> **PROBLEM STATEMENT**
Copy each line below in which the string "JSON" occurs.

> **DATA FOR THE TASK**
--- begin ---

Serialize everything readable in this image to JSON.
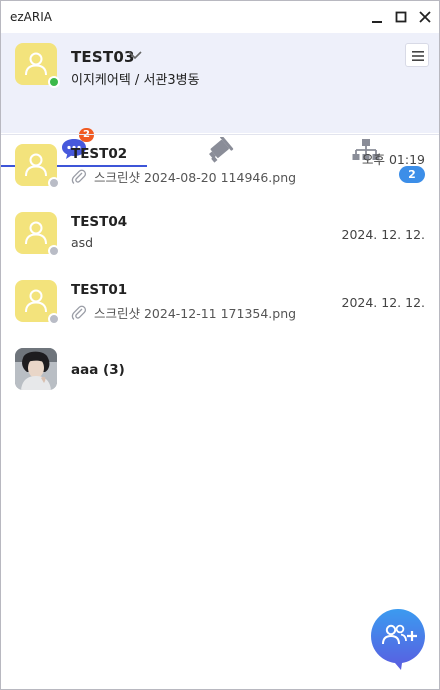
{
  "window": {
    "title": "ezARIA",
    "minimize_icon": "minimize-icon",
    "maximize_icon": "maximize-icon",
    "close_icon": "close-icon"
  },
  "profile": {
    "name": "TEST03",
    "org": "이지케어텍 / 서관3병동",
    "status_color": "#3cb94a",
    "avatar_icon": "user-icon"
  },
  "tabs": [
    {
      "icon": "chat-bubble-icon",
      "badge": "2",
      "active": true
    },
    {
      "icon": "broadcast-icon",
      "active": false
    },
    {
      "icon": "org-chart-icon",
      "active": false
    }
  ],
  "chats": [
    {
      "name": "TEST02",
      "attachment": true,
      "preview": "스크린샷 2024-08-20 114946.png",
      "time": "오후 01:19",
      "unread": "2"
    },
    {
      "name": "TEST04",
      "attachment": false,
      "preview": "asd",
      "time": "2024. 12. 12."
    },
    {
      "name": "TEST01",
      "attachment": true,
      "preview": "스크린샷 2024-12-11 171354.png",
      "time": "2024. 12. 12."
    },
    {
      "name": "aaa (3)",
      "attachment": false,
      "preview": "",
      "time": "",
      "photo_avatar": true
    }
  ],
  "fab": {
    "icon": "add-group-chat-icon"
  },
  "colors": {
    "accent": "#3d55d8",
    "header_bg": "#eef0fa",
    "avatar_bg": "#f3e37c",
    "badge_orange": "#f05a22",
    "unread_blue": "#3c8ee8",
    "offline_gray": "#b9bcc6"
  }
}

--- end ---
--- begin ---

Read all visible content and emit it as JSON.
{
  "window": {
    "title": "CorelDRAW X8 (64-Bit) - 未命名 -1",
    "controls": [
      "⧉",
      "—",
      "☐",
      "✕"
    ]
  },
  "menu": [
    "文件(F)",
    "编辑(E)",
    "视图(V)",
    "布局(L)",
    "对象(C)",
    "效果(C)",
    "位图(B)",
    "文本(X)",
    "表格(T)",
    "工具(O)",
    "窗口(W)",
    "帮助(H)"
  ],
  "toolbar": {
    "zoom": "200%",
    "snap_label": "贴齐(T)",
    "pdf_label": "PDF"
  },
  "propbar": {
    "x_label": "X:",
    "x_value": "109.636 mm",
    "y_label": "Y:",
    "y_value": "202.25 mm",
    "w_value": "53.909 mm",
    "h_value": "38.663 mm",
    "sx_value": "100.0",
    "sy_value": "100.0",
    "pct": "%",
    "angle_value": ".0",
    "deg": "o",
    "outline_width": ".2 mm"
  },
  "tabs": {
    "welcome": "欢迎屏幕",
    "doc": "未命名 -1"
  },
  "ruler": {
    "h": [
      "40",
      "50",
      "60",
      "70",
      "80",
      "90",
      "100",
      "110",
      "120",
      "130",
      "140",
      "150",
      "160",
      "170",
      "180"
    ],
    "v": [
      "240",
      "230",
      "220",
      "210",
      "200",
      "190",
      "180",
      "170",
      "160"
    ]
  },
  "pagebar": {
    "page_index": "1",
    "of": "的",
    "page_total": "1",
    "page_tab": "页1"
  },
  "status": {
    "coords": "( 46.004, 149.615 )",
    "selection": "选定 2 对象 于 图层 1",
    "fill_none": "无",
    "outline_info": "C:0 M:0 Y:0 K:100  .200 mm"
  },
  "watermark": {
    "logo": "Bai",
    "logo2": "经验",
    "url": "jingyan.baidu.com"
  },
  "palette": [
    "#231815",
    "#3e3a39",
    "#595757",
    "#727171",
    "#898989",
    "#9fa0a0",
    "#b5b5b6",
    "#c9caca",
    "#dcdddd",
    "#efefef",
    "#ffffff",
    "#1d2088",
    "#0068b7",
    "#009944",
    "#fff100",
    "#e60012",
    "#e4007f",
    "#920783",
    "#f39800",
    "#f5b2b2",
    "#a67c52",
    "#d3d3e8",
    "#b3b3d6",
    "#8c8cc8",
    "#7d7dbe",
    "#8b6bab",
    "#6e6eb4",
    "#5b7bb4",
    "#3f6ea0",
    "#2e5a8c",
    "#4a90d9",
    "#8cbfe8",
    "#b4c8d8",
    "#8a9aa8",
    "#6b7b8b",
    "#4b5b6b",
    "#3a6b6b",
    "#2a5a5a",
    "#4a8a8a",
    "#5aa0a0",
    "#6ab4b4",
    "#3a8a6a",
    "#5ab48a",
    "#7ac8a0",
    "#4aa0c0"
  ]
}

--- end ---

> **EXERCISE OUTPUT**
Serialize everything readable in this image to JSON.
Read all visible content and emit it as JSON.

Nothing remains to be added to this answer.